Work instructions> Whenever a line below holds the word "peak", copy that line.

Records for this exercise>
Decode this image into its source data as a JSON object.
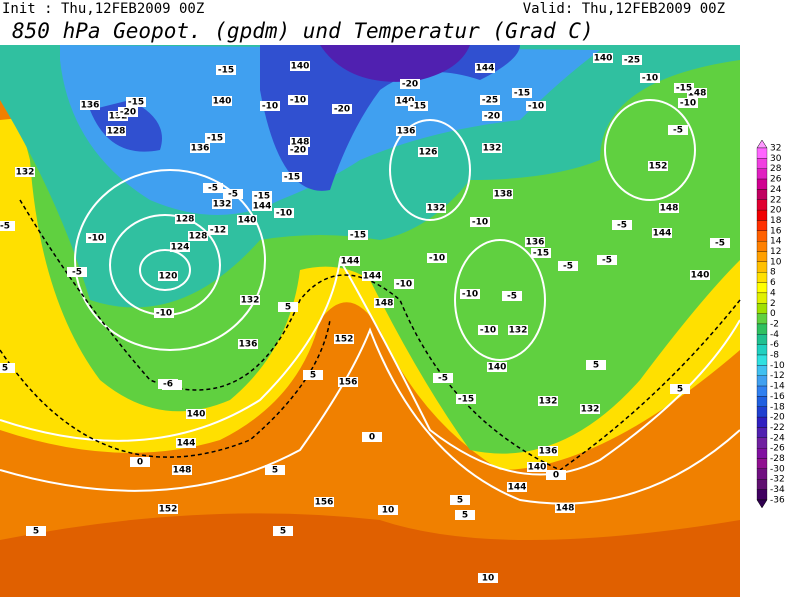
{
  "header": {
    "init": "Init : Thu,12FEB2009 00Z",
    "valid": "Valid: Thu,12FEB2009 00Z",
    "title": "850 hPa Geopot. (gpdm) und Temperatur (Grad C)"
  },
  "colorbar": {
    "labels": [
      32,
      30,
      28,
      26,
      24,
      22,
      20,
      18,
      16,
      14,
      12,
      10,
      8,
      6,
      4,
      2,
      0,
      -2,
      -4,
      -6,
      -8,
      -10,
      -12,
      -14,
      -16,
      -18,
      -20,
      -22,
      -24,
      -26,
      -28,
      -30,
      -32,
      -34,
      -36
    ],
    "colors": [
      "#ff66ff",
      "#f040e0",
      "#e020c0",
      "#d00090",
      "#c00060",
      "#e00030",
      "#f00000",
      "#ff3000",
      "#ff6000",
      "#ff8000",
      "#ffa000",
      "#ffc000",
      "#ffe000",
      "#ffff00",
      "#e0f000",
      "#a0e000",
      "#60d040",
      "#30c060",
      "#20c090",
      "#20d0c0",
      "#30e0e0",
      "#40c0f0",
      "#40a0f0",
      "#3080f0",
      "#2060e0",
      "#2040d0",
      "#3020c0",
      "#5020b0",
      "#7020a0",
      "#8010a0",
      "#901090",
      "#701080",
      "#601070",
      "#400060"
    ],
    "top_color": "#ff99ff",
    "bottom_color": "#300050"
  },
  "contour_labels": [
    136,
    132,
    128,
    140,
    136,
    132,
    128,
    124,
    120,
    132,
    136,
    140,
    144,
    148,
    152,
    156,
    156,
    152,
    148,
    144,
    144,
    140,
    144,
    148,
    140,
    136,
    126,
    132,
    132,
    138,
    136,
    132,
    140,
    132,
    132,
    136,
    140,
    144,
    148,
    152,
    148,
    144,
    140,
    144,
    140,
    148,
    132,
    128,
    140,
    -15,
    -20,
    -15,
    -15,
    -10,
    -10,
    -20,
    -20,
    -15,
    -20,
    -15,
    -25,
    -20,
    -15,
    -10,
    -25,
    -10,
    -15,
    -10,
    -5,
    -5,
    -5,
    -15,
    -10,
    -12,
    -10,
    -5,
    -10,
    -5,
    -15,
    -10,
    -10,
    -10,
    -15,
    -5,
    -5,
    -5,
    -10,
    -5,
    -10,
    -5,
    -15,
    -5,
    5,
    5,
    0,
    5,
    5,
    10,
    5,
    10,
    5,
    5,
    5,
    5,
    5,
    0,
    0,
    -6,
    -5
  ]
}
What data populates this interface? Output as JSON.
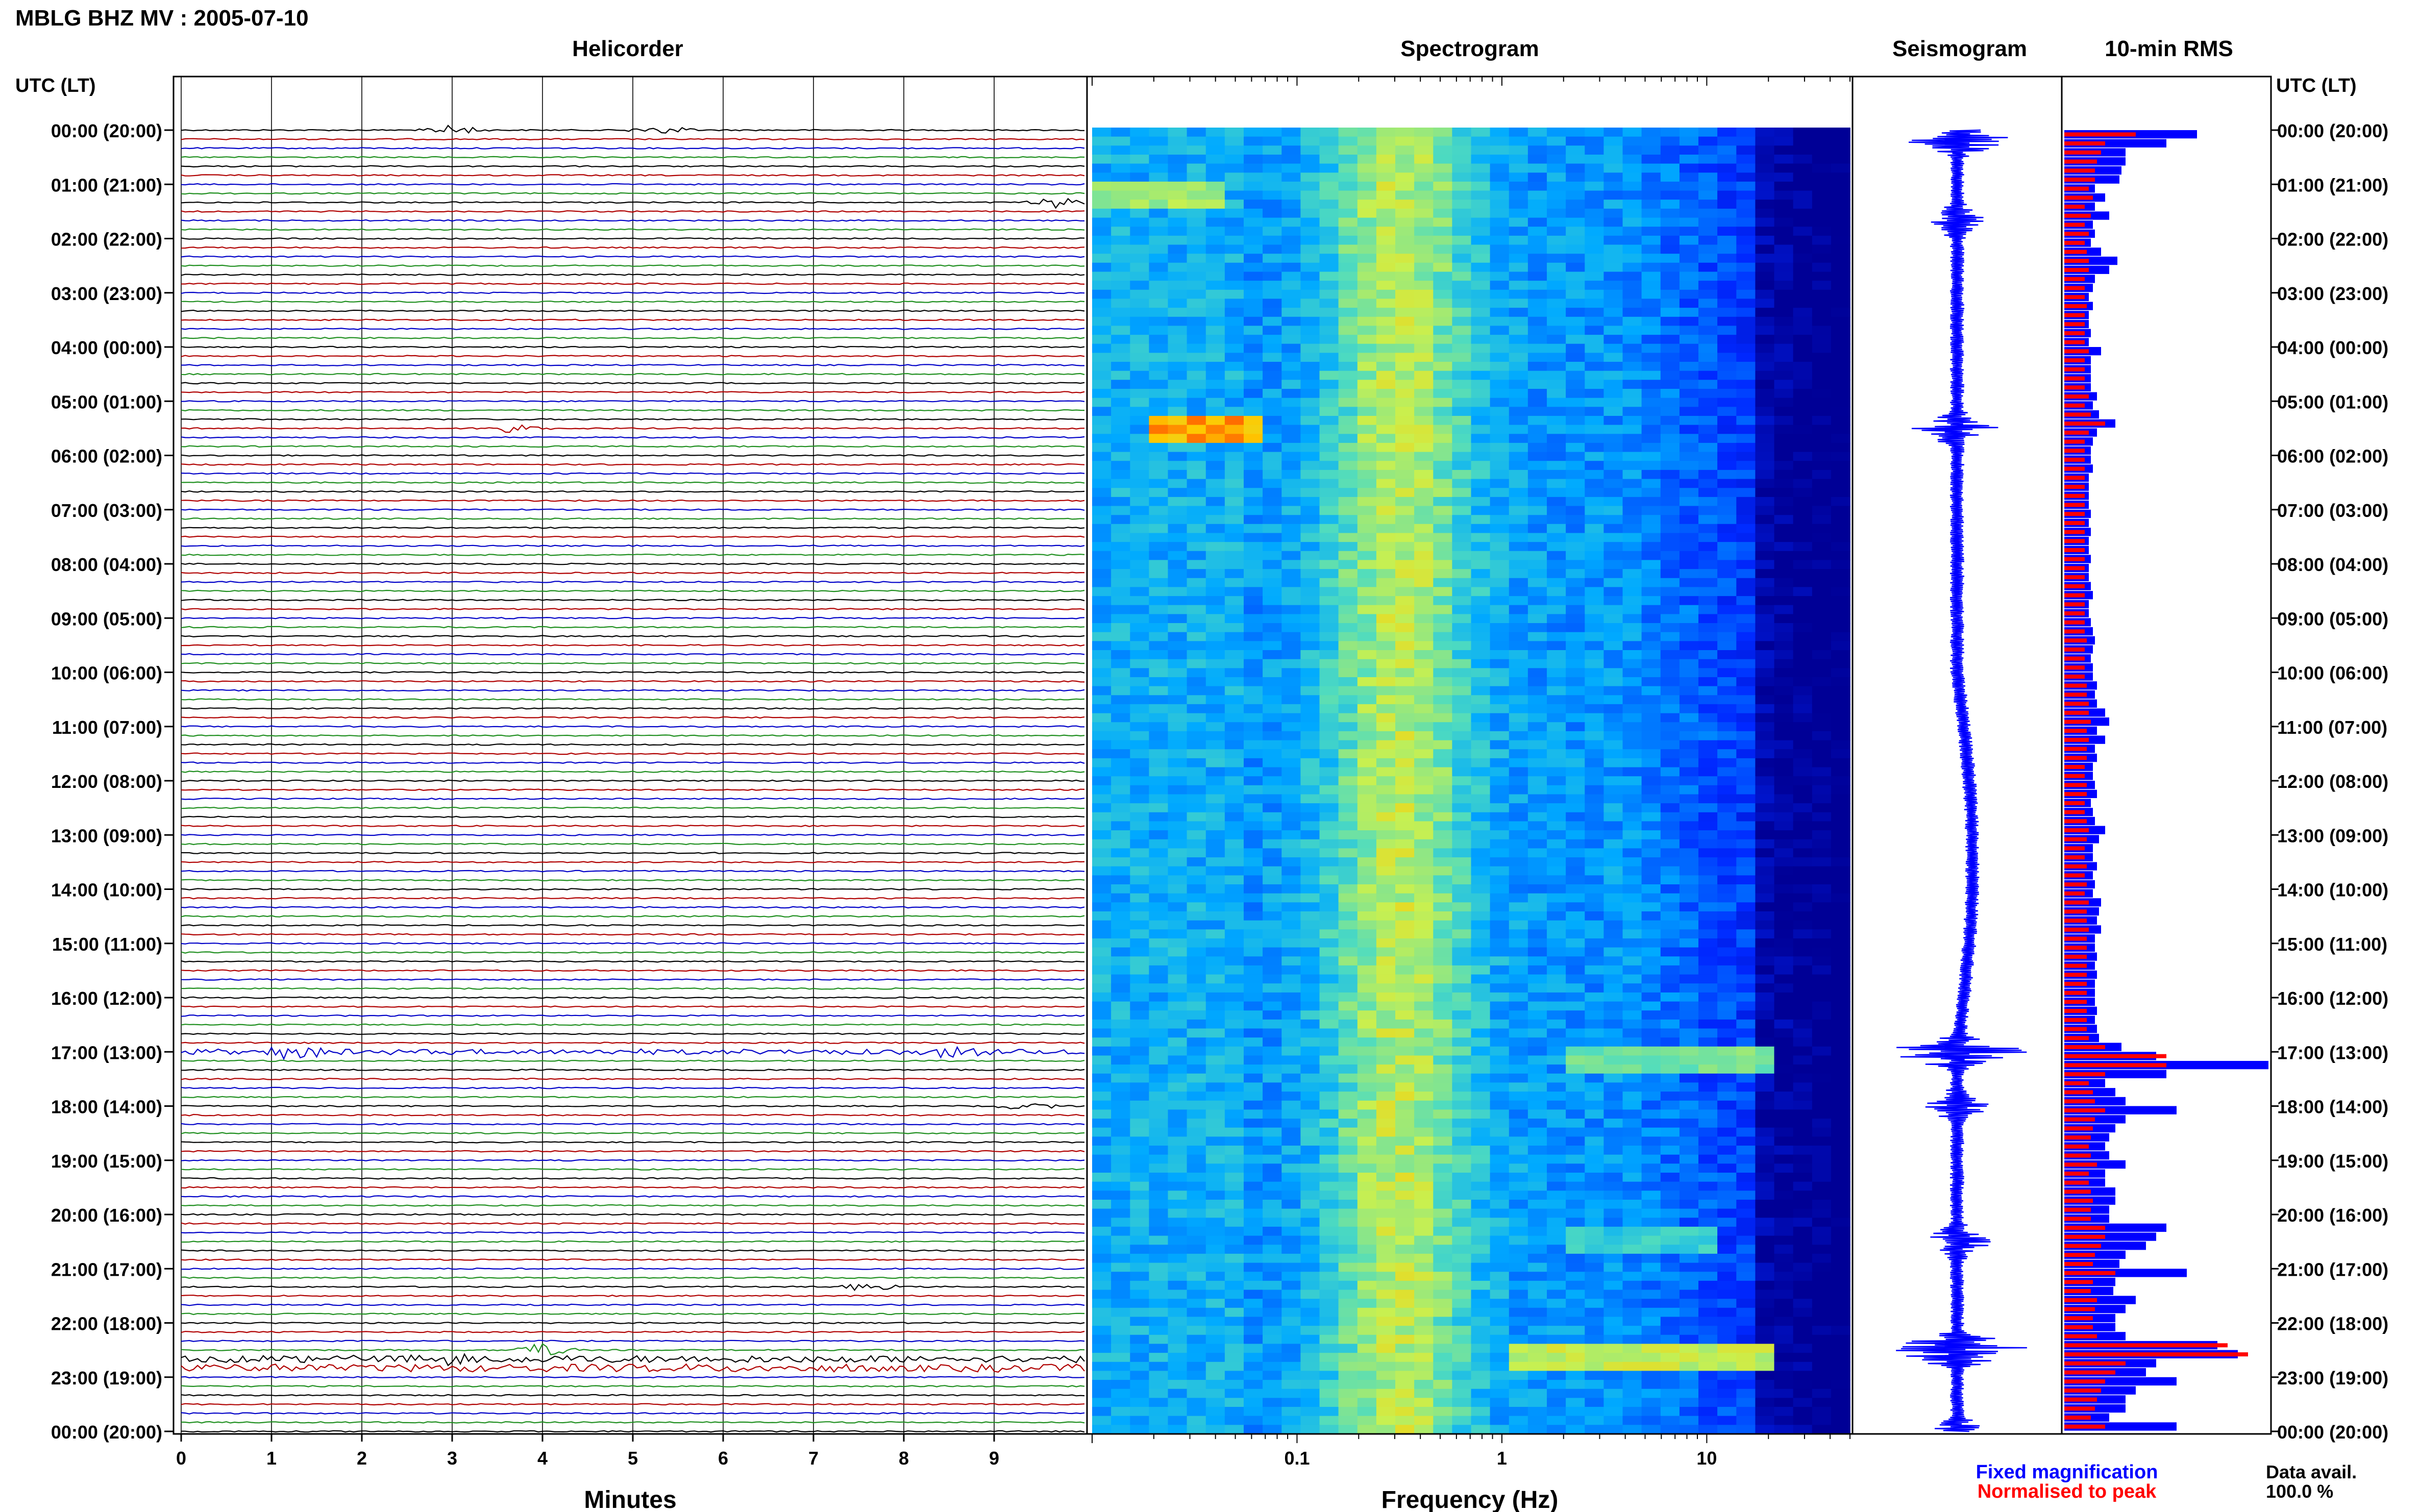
{
  "header": {
    "title": "MBLG BHZ MV : 2005-07-10",
    "panel_titles": [
      "Helicorder",
      "Spectrogram",
      "Seismogram",
      "10-min RMS"
    ],
    "left_axis_title": "UTC (LT)",
    "right_axis_title": "UTC (LT)"
  },
  "footer": {
    "minutes_label": "Minutes",
    "frequency_label": "Frequency (Hz)",
    "legend_fixed": "Fixed magnification",
    "legend_normalised": "Normalised to peak",
    "data_avail_label": "Data avail.",
    "data_avail_value": "100.0 %"
  },
  "colors": {
    "trace_cycle": [
      "#000000",
      "#b00000",
      "#0000c8",
      "#1f8f1f"
    ],
    "fixed": "#0000ff",
    "normalised": "#ff0000",
    "spectrogram_low": "#00009a",
    "spectrogram_high": "#ff3000"
  },
  "chart_data": [
    {
      "type": "line",
      "panel": "Helicorder",
      "xlabel": "Minutes",
      "x_ticks": [
        "0",
        "1",
        "2",
        "3",
        "4",
        "5",
        "6",
        "7",
        "8",
        "9"
      ],
      "xlim": [
        0,
        10
      ],
      "rows_per_hour": 6,
      "grid": true,
      "events": [
        {
          "hour": 0.0,
          "minute": 3.0,
          "amp": 1.0
        },
        {
          "hour": 0.0,
          "minute": 5.3,
          "amp": 0.9
        },
        {
          "hour": 1.33,
          "minute": 9.7,
          "amp": 1.0
        },
        {
          "hour": 5.5,
          "minute": 3.7,
          "amp": 0.8
        },
        {
          "hour": 17.0,
          "minute": 1.2,
          "amp": 1.6
        },
        {
          "hour": 17.0,
          "minute": 8.5,
          "amp": 1.2
        },
        {
          "hour": 18.0,
          "minute": 9.4,
          "amp": 0.8
        },
        {
          "hour": 21.33,
          "minute": 7.6,
          "amp": 0.8
        },
        {
          "hour": 22.5,
          "minute": 4.0,
          "amp": 1.4
        },
        {
          "hour": 22.67,
          "minute": 3.0,
          "amp": 1.2
        }
      ]
    },
    {
      "type": "heatmap",
      "panel": "Spectrogram",
      "xlabel": "Frequency (Hz)",
      "x_scale": "log",
      "xlim": [
        0.01,
        50
      ],
      "x_ticks": [
        "0.1",
        "1",
        "10"
      ],
      "hot_spots": [
        {
          "hour": 1.2,
          "f_lo": 0.01,
          "f_hi": 0.04,
          "level": 0.75
        },
        {
          "hour": 5.5,
          "f_lo": 0.02,
          "f_hi": 0.07,
          "level": 0.95
        },
        {
          "hour": 17.0,
          "f_lo": 2.0,
          "f_hi": 20.0,
          "level": 0.7
        },
        {
          "hour": 20.33,
          "f_lo": 2.0,
          "f_hi": 12.0,
          "level": 0.6
        },
        {
          "hour": 22.5,
          "f_lo": 1.0,
          "f_hi": 20.0,
          "level": 0.8
        }
      ]
    },
    {
      "type": "line",
      "panel": "Seismogram",
      "bursts": [
        {
          "hour": 0.17,
          "amp": 0.55
        },
        {
          "hour": 1.67,
          "amp": 0.3
        },
        {
          "hour": 5.5,
          "amp": 0.45
        },
        {
          "hour": 17.0,
          "amp": 0.8
        },
        {
          "hour": 18.0,
          "amp": 0.35
        },
        {
          "hour": 20.5,
          "amp": 0.35
        },
        {
          "hour": 22.5,
          "amp": 0.95
        },
        {
          "hour": 24.0,
          "amp": 0.3
        }
      ]
    },
    {
      "type": "bar",
      "panel": "10-min RMS",
      "series": [
        {
          "name": "Fixed magnification",
          "values": [
            0.65,
            0.5,
            0.3,
            0.3,
            0.28,
            0.27,
            0.15,
            0.2,
            0.15,
            0.22,
            0.14,
            0.15,
            0.13,
            0.18,
            0.26,
            0.22,
            0.15,
            0.14,
            0.12,
            0.14,
            0.12,
            0.12,
            0.13,
            0.12,
            0.18,
            0.13,
            0.13,
            0.13,
            0.13,
            0.16,
            0.14,
            0.17,
            0.25,
            0.16,
            0.14,
            0.13,
            0.13,
            0.14,
            0.12,
            0.12,
            0.12,
            0.12,
            0.13,
            0.12,
            0.13,
            0.12,
            0.12,
            0.13,
            0.12,
            0.12,
            0.13,
            0.14,
            0.12,
            0.12,
            0.13,
            0.14,
            0.15,
            0.14,
            0.13,
            0.14,
            0.14,
            0.16,
            0.15,
            0.16,
            0.2,
            0.22,
            0.16,
            0.2,
            0.15,
            0.16,
            0.14,
            0.14,
            0.15,
            0.16,
            0.13,
            0.14,
            0.15,
            0.2,
            0.17,
            0.14,
            0.14,
            0.16,
            0.14,
            0.15,
            0.14,
            0.18,
            0.17,
            0.16,
            0.18,
            0.15,
            0.15,
            0.16,
            0.15,
            0.16,
            0.15,
            0.15,
            0.15,
            0.16,
            0.15,
            0.16,
            0.17,
            0.28,
            0.45,
            1.0,
            0.5,
            0.2,
            0.25,
            0.3,
            0.55,
            0.3,
            0.25,
            0.22,
            0.2,
            0.22,
            0.3,
            0.2,
            0.2,
            0.25,
            0.25,
            0.22,
            0.22,
            0.5,
            0.45,
            0.4,
            0.3,
            0.27,
            0.6,
            0.25,
            0.24,
            0.35,
            0.3,
            0.25,
            0.25,
            0.3,
            0.75,
            0.85,
            0.45,
            0.4,
            0.55,
            0.35,
            0.3,
            0.3,
            0.22,
            0.55
          ]
        },
        {
          "name": "Normalised to peak",
          "values": [
            0.35,
            0.2,
            0.18,
            0.16,
            0.15,
            0.15,
            0.12,
            0.14,
            0.1,
            0.13,
            0.1,
            0.12,
            0.1,
            0.11,
            0.12,
            0.12,
            0.1,
            0.1,
            0.1,
            0.11,
            0.1,
            0.1,
            0.1,
            0.1,
            0.12,
            0.1,
            0.1,
            0.1,
            0.1,
            0.12,
            0.1,
            0.13,
            0.2,
            0.12,
            0.1,
            0.1,
            0.1,
            0.1,
            0.1,
            0.1,
            0.1,
            0.1,
            0.1,
            0.1,
            0.1,
            0.1,
            0.1,
            0.1,
            0.1,
            0.1,
            0.1,
            0.1,
            0.1,
            0.1,
            0.1,
            0.1,
            0.11,
            0.1,
            0.1,
            0.1,
            0.1,
            0.11,
            0.11,
            0.12,
            0.12,
            0.13,
            0.11,
            0.12,
            0.11,
            0.11,
            0.1,
            0.1,
            0.11,
            0.11,
            0.1,
            0.1,
            0.11,
            0.12,
            0.11,
            0.1,
            0.1,
            0.11,
            0.1,
            0.11,
            0.1,
            0.12,
            0.11,
            0.11,
            0.12,
            0.11,
            0.11,
            0.11,
            0.11,
            0.11,
            0.11,
            0.11,
            0.11,
            0.11,
            0.11,
            0.11,
            0.12,
            0.2,
            0.5,
            0.5,
            0.2,
            0.12,
            0.14,
            0.15,
            0.2,
            0.15,
            0.14,
            0.13,
            0.12,
            0.13,
            0.16,
            0.12,
            0.12,
            0.13,
            0.14,
            0.13,
            0.13,
            0.2,
            0.2,
            0.18,
            0.15,
            0.14,
            0.25,
            0.14,
            0.13,
            0.16,
            0.15,
            0.14,
            0.14,
            0.16,
            0.8,
            0.9,
            0.3,
            0.25,
            0.2,
            0.18,
            0.16,
            0.15,
            0.13,
            0.2
          ]
        }
      ]
    }
  ],
  "time_axis": {
    "utc_labels": [
      "00:00 (20:00)",
      "01:00 (21:00)",
      "02:00 (22:00)",
      "03:00 (23:00)",
      "04:00 (00:00)",
      "05:00 (01:00)",
      "06:00 (02:00)",
      "07:00 (03:00)",
      "08:00 (04:00)",
      "09:00 (05:00)",
      "10:00 (06:00)",
      "11:00 (07:00)",
      "12:00 (08:00)",
      "13:00 (09:00)",
      "14:00 (10:00)",
      "15:00 (11:00)",
      "16:00 (12:00)",
      "17:00 (13:00)",
      "18:00 (14:00)",
      "19:00 (15:00)",
      "20:00 (16:00)",
      "21:00 (17:00)",
      "22:00 (18:00)",
      "23:00 (19:00)",
      "00:00 (20:00)"
    ]
  }
}
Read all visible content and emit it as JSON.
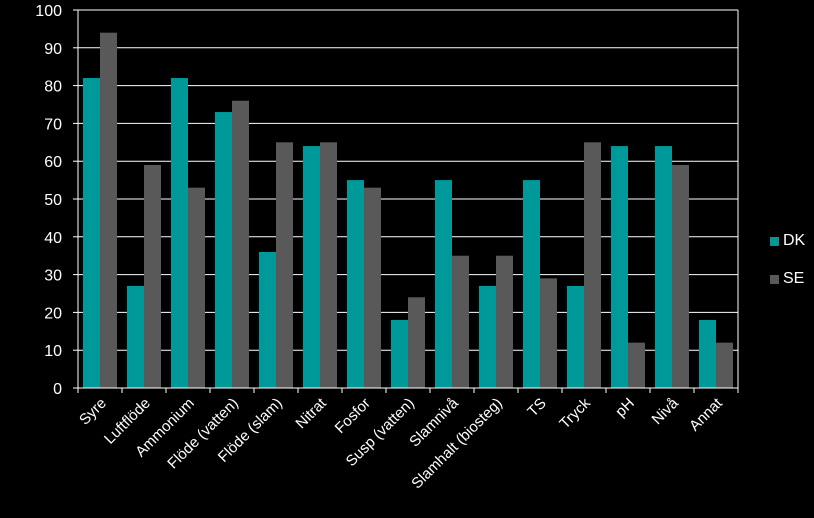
{
  "chart_data": {
    "type": "bar",
    "categories": [
      "Syre",
      "Luftflöde",
      "Ammonium",
      "Flöde (vatten)",
      "Flöde (slam)",
      "Nitrat",
      "Fosfor",
      "Susp (vatten)",
      "Slamnivå",
      "Slamhalt (biosteg)",
      "TS",
      "Tryck",
      "pH",
      "Nivå",
      "Annat"
    ],
    "series": [
      {
        "name": "DK",
        "color": "#009999",
        "values": [
          82,
          27,
          82,
          73,
          36,
          64,
          55,
          18,
          55,
          27,
          55,
          27,
          64,
          64,
          18
        ]
      },
      {
        "name": "SE",
        "color": "#595959",
        "values": [
          94,
          59,
          53,
          76,
          65,
          65,
          53,
          24,
          35,
          35,
          29,
          65,
          12,
          59,
          12
        ]
      }
    ],
    "ylim": [
      0,
      100
    ],
    "yticks": [
      0,
      10,
      20,
      30,
      40,
      50,
      60,
      70,
      80,
      90,
      100
    ],
    "grid": true,
    "legend": "right",
    "title": "",
    "xlabel": "",
    "ylabel": ""
  }
}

Reply to the exercise>
    "legend_normalised": "Normalised to peak",
          "name": "Normalised to peak",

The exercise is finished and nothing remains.